*Ejercicio breve a*. Copia tal cual el trozo del texto sobre el libro electrónico que empieza en "El 1 de noviembre" y termina en "va a ser así.".

*Texto de lectura*.
○ ○ ○ ○ ○

El 1 de noviembre de 2006 salía al mercado estadounidense un aparato que se prometía tan revolucionario para el mundo de la lectura como en su día lo fue la imprenta. El Sony Reader fue el primer ebook que se comercializó, aunque fue rápidamente superado por Kindle. Entre ambos pretendían fagocitar el boyante negocio de la venta de libros, hacer algo similar a lo que estaban haciendo Spotify y la piratería con la música, algo parecido a lo que harían después Netflix y la piratería con el cine. Entonces se calculaba que en el 2017 las ventas de libro electrónico en Estados Unidos superarían a las de papel. Aunque queden unos cuantos meses para que termine el año podemos afirmar que no va a ser así.

○ ○ ○ ○ ○

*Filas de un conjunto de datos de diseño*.
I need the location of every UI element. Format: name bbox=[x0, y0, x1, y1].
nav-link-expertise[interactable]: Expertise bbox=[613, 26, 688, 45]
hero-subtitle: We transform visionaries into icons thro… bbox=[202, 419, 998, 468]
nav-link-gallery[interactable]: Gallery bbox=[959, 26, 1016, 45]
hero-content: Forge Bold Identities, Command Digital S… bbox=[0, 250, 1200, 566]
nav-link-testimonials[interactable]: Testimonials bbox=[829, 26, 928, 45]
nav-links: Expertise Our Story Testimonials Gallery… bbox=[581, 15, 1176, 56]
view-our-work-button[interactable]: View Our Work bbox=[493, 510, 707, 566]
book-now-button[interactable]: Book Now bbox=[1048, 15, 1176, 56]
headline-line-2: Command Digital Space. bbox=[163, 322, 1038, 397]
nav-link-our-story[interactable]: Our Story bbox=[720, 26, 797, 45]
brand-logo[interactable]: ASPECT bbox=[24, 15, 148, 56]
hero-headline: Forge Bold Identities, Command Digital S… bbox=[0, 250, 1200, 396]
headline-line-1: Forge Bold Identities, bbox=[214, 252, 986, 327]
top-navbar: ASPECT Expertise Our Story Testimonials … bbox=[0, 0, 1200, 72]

○ ○ ○ ○ ○

*Ejercicio breve b*. Escribe de nuevo los registros, empezando por el principio y terminando en la línea que contiene "hero-headline: Forge Bold", ambas incluidas. Pon "pulsable" en lugar de "interactable" y deja todo lo demás igual.

*Solución a*.
El 1 de noviembre de 2006 salía al mercado estadounidense un aparato que se prometía tan revolucionario para el mundo de la lectura como en su día lo fue la imprenta. El Sony Reader fue el primer ebook que se comercializó, aunque fue rápidamente superado por Kindle. Entre ambos pretendían fagocitar el boyante negocio de la venta de libros, hacer algo similar a lo que estaban haciendo Spotify y la piratería con la música, algo parecido a lo que harían después Netflix y la piratería con el cine. Entonces se calculaba que en el 2017 las ventas de libro electrónico en Estados Unidos superarían a las de papel. Aunque queden unos cuantos meses para que termine el año podemos afirmar que no va a ser así.

*Solución b*.
I need the location of every UI element. Format: name bbox=[x0, y0, x1, y1].
nav-link-expertise[pulsable]: Expertise bbox=[613, 26, 688, 45]
hero-subtitle: We transform visionaries into icons thro… bbox=[202, 419, 998, 468]
nav-link-gallery[pulsable]: Gallery bbox=[959, 26, 1016, 45]
hero-content: Forge Bold Identities, Command Digital S… bbox=[0, 250, 1200, 566]
nav-link-testimonials[pulsable]: Testimonials bbox=[829, 26, 928, 45]
nav-links: Expertise Our Story Testimonials Gallery… bbox=[581, 15, 1176, 56]
view-our-work-button[pulsable]: View Our Work bbox=[493, 510, 707, 566]
book-now-button[pulsable]: Book Now bbox=[1048, 15, 1176, 56]
headline-line-2: Command Digital Space. bbox=[163, 322, 1038, 397]
nav-link-our-story[pulsable]: Our Story bbox=[720, 26, 797, 45]
brand-logo[pulsable]: ASPECT bbox=[24, 15, 148, 56]
hero-headline: Forge Bold Identities, Command Digital S… bbox=[0, 250, 1200, 396]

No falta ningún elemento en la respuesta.